Data provided
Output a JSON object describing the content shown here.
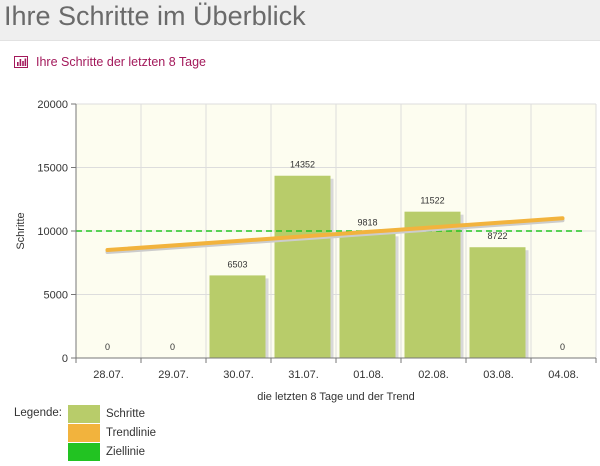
{
  "page": {
    "title": "Ihre Schritte im Überblick",
    "section_title": "Ihre Schritte der letzten 8 Tage",
    "section_icon": "bar-chart-icon"
  },
  "chart_data": {
    "type": "bar",
    "title": "",
    "xlabel": "die letzten 8 Tage und der Trend",
    "ylabel": "Schritte",
    "categories": [
      "28.07.",
      "29.07.",
      "30.07.",
      "31.07.",
      "01.08.",
      "02.08.",
      "03.08.",
      "04.08."
    ],
    "series": [
      {
        "name": "Schritte",
        "type": "bar",
        "values": [
          0,
          0,
          6503,
          14352,
          9818,
          11522,
          8722,
          0
        ],
        "color": "#b8cc6a"
      },
      {
        "name": "Trendlinie",
        "type": "line",
        "start": 8500,
        "end": 11000,
        "color": "#f2b33d"
      },
      {
        "name": "Ziellinie",
        "type": "line",
        "style": "dashed",
        "value": 10000,
        "color": "#22c322"
      }
    ],
    "data_labels": [
      "0",
      "0",
      "6503",
      "14352",
      "9818",
      "11522",
      "8722",
      "0"
    ],
    "ylim": [
      0,
      20000
    ],
    "yticks": [
      0,
      5000,
      10000,
      15000,
      20000
    ],
    "grid": true,
    "legend": {
      "caption": "Legende:",
      "position": "bottom-left",
      "entries": [
        {
          "label": "Schritte",
          "color": "#b8cc6a"
        },
        {
          "label": "Trendlinie",
          "color": "#f2b33d"
        },
        {
          "label": "Ziellinie",
          "color": "#22c322"
        }
      ]
    }
  }
}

Your instructions
Select the lines from the entries that include the word "name".

Worked answer
        "name": "Schritte",
        "name": "Trendlinie",
        "name": "Ziellinie",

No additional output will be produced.